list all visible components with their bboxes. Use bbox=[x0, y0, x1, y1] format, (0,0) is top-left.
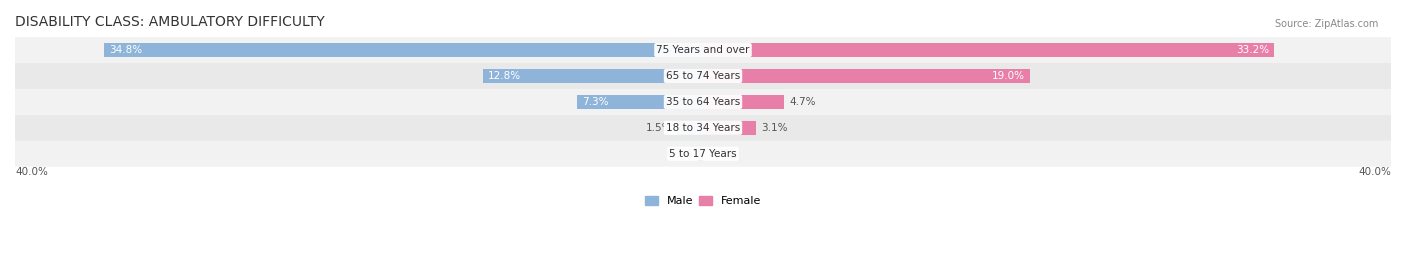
Legend: Male, Female: Male, Female bbox=[640, 191, 766, 210]
FancyBboxPatch shape bbox=[15, 89, 1391, 115]
Bar bbox=[104, 43, 703, 57]
Text: 4.7%: 4.7% bbox=[789, 97, 815, 107]
Text: 5 to 17 Years: 5 to 17 Years bbox=[669, 149, 737, 159]
Text: DISABILITY CLASS: AMBULATORY DIFFICULTY: DISABILITY CLASS: AMBULATORY DIFFICULTY bbox=[15, 15, 325, 29]
Bar bbox=[678, 121, 703, 135]
Text: 0.3%: 0.3% bbox=[666, 149, 693, 159]
FancyBboxPatch shape bbox=[15, 115, 1391, 141]
Bar bbox=[697, 147, 703, 161]
Bar bbox=[578, 95, 703, 109]
FancyBboxPatch shape bbox=[15, 63, 1391, 89]
Bar bbox=[703, 95, 783, 109]
Text: 18 to 34 Years: 18 to 34 Years bbox=[666, 123, 740, 133]
Bar bbox=[703, 43, 1274, 57]
Text: 75 Years and over: 75 Years and over bbox=[657, 45, 749, 55]
Bar bbox=[703, 121, 756, 135]
Bar bbox=[482, 69, 703, 83]
Text: 12.8%: 12.8% bbox=[488, 71, 522, 81]
Text: 1.5%: 1.5% bbox=[645, 123, 672, 133]
Text: 35 to 64 Years: 35 to 64 Years bbox=[666, 97, 740, 107]
Text: 19.0%: 19.0% bbox=[991, 71, 1025, 81]
Text: 33.2%: 33.2% bbox=[1236, 45, 1268, 55]
Bar bbox=[703, 69, 1029, 83]
Text: 40.0%: 40.0% bbox=[15, 167, 48, 177]
Text: 34.8%: 34.8% bbox=[110, 45, 143, 55]
Text: 7.3%: 7.3% bbox=[582, 97, 609, 107]
Text: 40.0%: 40.0% bbox=[1358, 167, 1391, 177]
Text: 0.0%: 0.0% bbox=[709, 149, 734, 159]
Text: Source: ZipAtlas.com: Source: ZipAtlas.com bbox=[1274, 19, 1378, 29]
FancyBboxPatch shape bbox=[15, 37, 1391, 63]
FancyBboxPatch shape bbox=[15, 141, 1391, 167]
Text: 3.1%: 3.1% bbox=[762, 123, 787, 133]
Text: 65 to 74 Years: 65 to 74 Years bbox=[666, 71, 740, 81]
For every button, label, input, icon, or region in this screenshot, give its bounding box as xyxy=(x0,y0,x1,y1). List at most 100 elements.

------------

§ **Exercise brief**
Copy the listing above line for line, without changing anything, and leave out the pictures.

§ **Correct output**
list all visible components with their bboxes. Use bbox=[x0, y0, x1, y1] format, (0,0) is top-left.
Legend: Male, Female: Male, Female bbox=[640, 191, 766, 210]
FancyBboxPatch shape bbox=[15, 89, 1391, 115]
Bar bbox=[104, 43, 703, 57]
Text: 4.7%: 4.7% bbox=[789, 97, 815, 107]
Text: 5 to 17 Years: 5 to 17 Years bbox=[669, 149, 737, 159]
Text: DISABILITY CLASS: AMBULATORY DIFFICULTY: DISABILITY CLASS: AMBULATORY DIFFICULTY bbox=[15, 15, 325, 29]
Bar bbox=[678, 121, 703, 135]
Text: 0.3%: 0.3% bbox=[666, 149, 693, 159]
FancyBboxPatch shape bbox=[15, 115, 1391, 141]
Bar bbox=[697, 147, 703, 161]
Bar bbox=[578, 95, 703, 109]
FancyBboxPatch shape bbox=[15, 63, 1391, 89]
Bar bbox=[703, 95, 783, 109]
Text: 18 to 34 Years: 18 to 34 Years bbox=[666, 123, 740, 133]
Bar bbox=[703, 43, 1274, 57]
Text: 75 Years and over: 75 Years and over bbox=[657, 45, 749, 55]
Bar bbox=[703, 121, 756, 135]
Bar bbox=[482, 69, 703, 83]
Text: 12.8%: 12.8% bbox=[488, 71, 522, 81]
Text: 1.5%: 1.5% bbox=[645, 123, 672, 133]
Text: 35 to 64 Years: 35 to 64 Years bbox=[666, 97, 740, 107]
Text: 19.0%: 19.0% bbox=[991, 71, 1025, 81]
Text: 33.2%: 33.2% bbox=[1236, 45, 1268, 55]
Bar bbox=[703, 69, 1029, 83]
Text: 40.0%: 40.0% bbox=[15, 167, 48, 177]
Text: 34.8%: 34.8% bbox=[110, 45, 143, 55]
Text: 7.3%: 7.3% bbox=[582, 97, 609, 107]
Text: 40.0%: 40.0% bbox=[1358, 167, 1391, 177]
Text: 0.0%: 0.0% bbox=[709, 149, 734, 159]
Text: Source: ZipAtlas.com: Source: ZipAtlas.com bbox=[1274, 19, 1378, 29]
FancyBboxPatch shape bbox=[15, 37, 1391, 63]
FancyBboxPatch shape bbox=[15, 141, 1391, 167]
Text: 3.1%: 3.1% bbox=[762, 123, 787, 133]
Text: 65 to 74 Years: 65 to 74 Years bbox=[666, 71, 740, 81]
For every button, label, input, icon, or region in this screenshot, give its bounding box as xyxy=(x0,y0,x1,y1). List at most 100 elements.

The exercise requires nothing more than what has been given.